**Data provided:**
[START]

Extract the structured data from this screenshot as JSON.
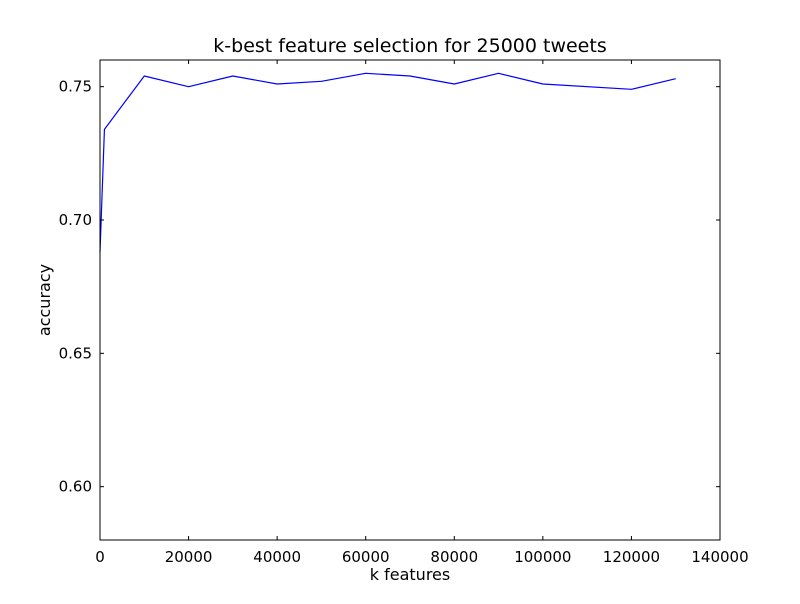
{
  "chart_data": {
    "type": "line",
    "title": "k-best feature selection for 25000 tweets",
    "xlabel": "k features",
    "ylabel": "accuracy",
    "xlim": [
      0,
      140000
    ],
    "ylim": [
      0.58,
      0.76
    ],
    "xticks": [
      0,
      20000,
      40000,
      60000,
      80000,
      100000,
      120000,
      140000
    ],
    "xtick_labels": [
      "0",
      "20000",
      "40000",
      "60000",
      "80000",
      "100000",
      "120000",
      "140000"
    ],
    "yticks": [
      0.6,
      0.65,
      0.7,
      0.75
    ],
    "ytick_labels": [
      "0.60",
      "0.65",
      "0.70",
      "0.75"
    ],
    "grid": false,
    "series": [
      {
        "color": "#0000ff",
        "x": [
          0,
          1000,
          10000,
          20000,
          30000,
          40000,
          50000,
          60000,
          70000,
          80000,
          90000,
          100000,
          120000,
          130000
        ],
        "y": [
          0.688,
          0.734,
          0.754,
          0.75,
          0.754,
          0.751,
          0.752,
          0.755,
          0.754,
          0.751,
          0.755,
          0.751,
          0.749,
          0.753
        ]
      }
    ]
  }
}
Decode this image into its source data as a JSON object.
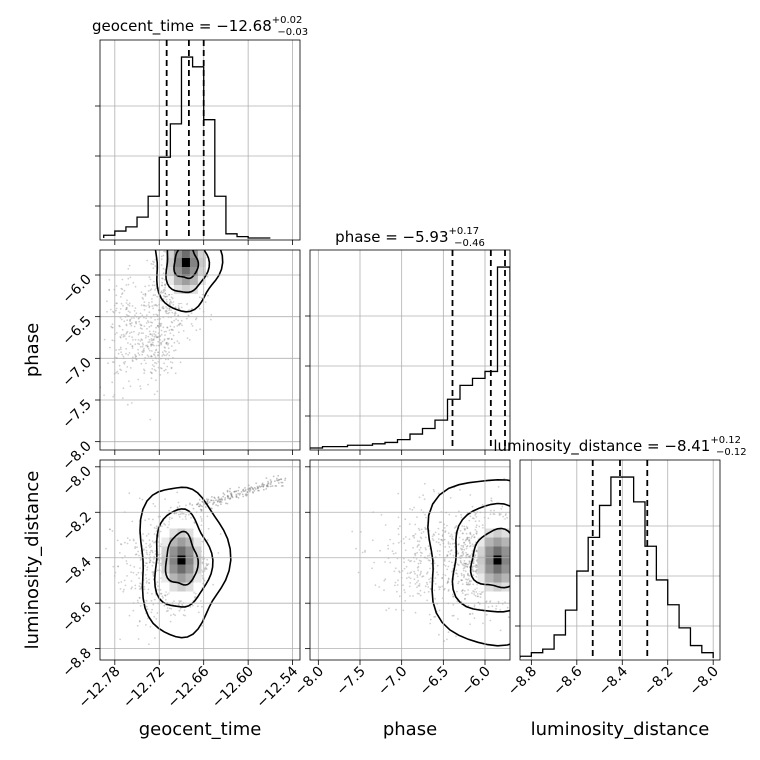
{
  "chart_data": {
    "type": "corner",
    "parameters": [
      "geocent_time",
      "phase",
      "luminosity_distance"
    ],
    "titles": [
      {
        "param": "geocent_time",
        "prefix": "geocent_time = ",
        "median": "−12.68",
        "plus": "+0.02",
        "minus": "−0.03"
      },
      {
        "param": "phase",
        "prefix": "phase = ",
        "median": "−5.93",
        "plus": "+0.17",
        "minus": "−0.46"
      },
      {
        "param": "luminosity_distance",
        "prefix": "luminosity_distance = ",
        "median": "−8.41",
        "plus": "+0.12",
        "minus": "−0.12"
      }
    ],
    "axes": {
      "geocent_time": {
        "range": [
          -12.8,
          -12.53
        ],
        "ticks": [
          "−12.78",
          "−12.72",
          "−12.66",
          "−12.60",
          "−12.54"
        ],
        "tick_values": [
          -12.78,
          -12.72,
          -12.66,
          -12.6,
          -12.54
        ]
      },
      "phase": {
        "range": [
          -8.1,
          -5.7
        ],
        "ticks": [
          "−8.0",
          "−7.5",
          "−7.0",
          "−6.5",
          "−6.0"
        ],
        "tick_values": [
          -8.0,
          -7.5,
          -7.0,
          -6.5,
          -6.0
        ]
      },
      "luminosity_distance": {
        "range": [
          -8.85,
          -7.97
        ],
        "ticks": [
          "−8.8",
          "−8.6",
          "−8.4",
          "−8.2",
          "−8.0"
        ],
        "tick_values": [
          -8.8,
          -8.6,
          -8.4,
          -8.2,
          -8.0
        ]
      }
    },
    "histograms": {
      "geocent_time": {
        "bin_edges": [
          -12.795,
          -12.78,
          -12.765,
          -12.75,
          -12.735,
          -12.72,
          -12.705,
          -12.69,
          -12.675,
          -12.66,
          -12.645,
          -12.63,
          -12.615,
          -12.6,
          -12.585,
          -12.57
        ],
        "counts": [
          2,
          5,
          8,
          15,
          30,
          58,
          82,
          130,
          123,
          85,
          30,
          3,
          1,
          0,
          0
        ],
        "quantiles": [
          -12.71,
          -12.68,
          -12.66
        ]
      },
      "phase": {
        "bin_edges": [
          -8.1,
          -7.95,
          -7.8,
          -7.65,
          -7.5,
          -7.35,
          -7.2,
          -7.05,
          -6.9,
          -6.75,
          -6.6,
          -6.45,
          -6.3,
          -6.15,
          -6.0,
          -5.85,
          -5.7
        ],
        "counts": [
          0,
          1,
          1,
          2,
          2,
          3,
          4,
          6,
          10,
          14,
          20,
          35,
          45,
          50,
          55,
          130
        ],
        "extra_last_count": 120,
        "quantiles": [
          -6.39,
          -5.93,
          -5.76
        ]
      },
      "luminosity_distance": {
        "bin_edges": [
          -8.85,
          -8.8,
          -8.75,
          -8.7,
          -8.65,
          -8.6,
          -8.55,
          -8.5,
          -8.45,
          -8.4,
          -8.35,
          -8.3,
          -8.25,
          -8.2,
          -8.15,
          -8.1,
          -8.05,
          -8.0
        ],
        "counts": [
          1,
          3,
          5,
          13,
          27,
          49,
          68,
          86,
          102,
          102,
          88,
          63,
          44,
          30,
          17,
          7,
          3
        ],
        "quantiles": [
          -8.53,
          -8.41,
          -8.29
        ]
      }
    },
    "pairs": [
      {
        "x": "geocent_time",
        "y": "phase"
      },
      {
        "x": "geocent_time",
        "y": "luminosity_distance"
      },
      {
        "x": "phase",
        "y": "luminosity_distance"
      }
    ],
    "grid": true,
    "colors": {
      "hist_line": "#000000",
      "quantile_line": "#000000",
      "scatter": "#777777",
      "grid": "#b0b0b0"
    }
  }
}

[END]

**The task:** Write out the whole listing again, exactly, with no pictures.

**Output of the exercise:**
Extract the structured data from this screenshot as JSON.
{
  "chart_data": {
    "type": "line",
    "title": "k-best feature selection for 25000 tweets",
    "xlabel": "k features",
    "ylabel": "accuracy",
    "xlim": [
      0,
      140000
    ],
    "ylim": [
      0.58,
      0.76
    ],
    "xticks": [
      0,
      20000,
      40000,
      60000,
      80000,
      100000,
      120000,
      140000
    ],
    "xtick_labels": [
      "0",
      "20000",
      "40000",
      "60000",
      "80000",
      "100000",
      "120000",
      "140000"
    ],
    "yticks": [
      0.6,
      0.65,
      0.7,
      0.75
    ],
    "ytick_labels": [
      "0.60",
      "0.65",
      "0.70",
      "0.75"
    ],
    "grid": false,
    "series": [
      {
        "color": "#0000ff",
        "x": [
          0,
          1000,
          10000,
          20000,
          30000,
          40000,
          50000,
          60000,
          70000,
          80000,
          90000,
          100000,
          120000,
          130000
        ],
        "y": [
          0.688,
          0.734,
          0.754,
          0.75,
          0.754,
          0.751,
          0.752,
          0.755,
          0.754,
          0.751,
          0.755,
          0.751,
          0.749,
          0.753
        ]
      }
    ]
  }
}
Decode this image into its source data as a JSON object.
{
  "chart_data": {
    "type": "corner",
    "parameters": [
      "geocent_time",
      "phase",
      "luminosity_distance"
    ],
    "titles": [
      {
        "param": "geocent_time",
        "prefix": "geocent_time = ",
        "median": "−12.68",
        "plus": "+0.02",
        "minus": "−0.03"
      },
      {
        "param": "phase",
        "prefix": "phase = ",
        "median": "−5.93",
        "plus": "+0.17",
        "minus": "−0.46"
      },
      {
        "param": "luminosity_distance",
        "prefix": "luminosity_distance = ",
        "median": "−8.41",
        "plus": "+0.12",
        "minus": "−0.12"
      }
    ],
    "axes": {
      "geocent_time": {
        "range": [
          -12.8,
          -12.53
        ],
        "ticks": [
          "−12.78",
          "−12.72",
          "−12.66",
          "−12.60",
          "−12.54"
        ],
        "tick_values": [
          -12.78,
          -12.72,
          -12.66,
          -12.6,
          -12.54
        ]
      },
      "phase": {
        "range": [
          -8.1,
          -5.7
        ],
        "ticks": [
          "−8.0",
          "−7.5",
          "−7.0",
          "−6.5",
          "−6.0"
        ],
        "tick_values": [
          -8.0,
          -7.5,
          -7.0,
          -6.5,
          -6.0
        ]
      },
      "luminosity_distance": {
        "range": [
          -8.85,
          -7.97
        ],
        "ticks": [
          "−8.8",
          "−8.6",
          "−8.4",
          "−8.2",
          "−8.0"
        ],
        "tick_values": [
          -8.8,
          -8.6,
          -8.4,
          -8.2,
          -8.0
        ]
      }
    },
    "histograms": {
      "geocent_time": {
        "bin_edges": [
          -12.795,
          -12.78,
          -12.765,
          -12.75,
          -12.735,
          -12.72,
          -12.705,
          -12.69,
          -12.675,
          -12.66,
          -12.645,
          -12.63,
          -12.615,
          -12.6,
          -12.585,
          -12.57
        ],
        "counts": [
          2,
          5,
          8,
          15,
          30,
          58,
          82,
          130,
          123,
          85,
          30,
          3,
          1,
          0,
          0
        ],
        "quantiles": [
          -12.71,
          -12.68,
          -12.66
        ]
      },
      "phase": {
        "bin_edges": [
          -8.1,
          -7.95,
          -7.8,
          -7.65,
          -7.5,
          -7.35,
          -7.2,
          -7.05,
          -6.9,
          -6.75,
          -6.6,
          -6.45,
          -6.3,
          -6.15,
          -6.0,
          -5.85,
          -5.7
        ],
        "counts": [
          0,
          1,
          1,
          2,
          2,
          3,
          4,
          6,
          10,
          14,
          20,
          35,
          45,
          50,
          55,
          130
        ],
        "extra_last_count": 120,
        "quantiles": [
          -6.39,
          -5.93,
          -5.76
        ]
      },
      "luminosity_distance": {
        "bin_edges": [
          -8.85,
          -8.8,
          -8.75,
          -8.7,
          -8.65,
          -8.6,
          -8.55,
          -8.5,
          -8.45,
          -8.4,
          -8.35,
          -8.3,
          -8.25,
          -8.2,
          -8.15,
          -8.1,
          -8.05,
          -8.0
        ],
        "counts": [
          1,
          3,
          5,
          13,
          27,
          49,
          68,
          86,
          102,
          102,
          88,
          63,
          44,
          30,
          17,
          7,
          3
        ],
        "quantiles": [
          -8.53,
          -8.41,
          -8.29
        ]
      }
    },
    "pairs": [
      {
        "x": "geocent_time",
        "y": "phase"
      },
      {
        "x": "geocent_time",
        "y": "luminosity_distance"
      },
      {
        "x": "phase",
        "y": "luminosity_distance"
      }
    ],
    "grid": true,
    "colors": {
      "hist_line": "#000000",
      "quantile_line": "#000000",
      "scatter": "#777777",
      "grid": "#b0b0b0"
    }
  }
}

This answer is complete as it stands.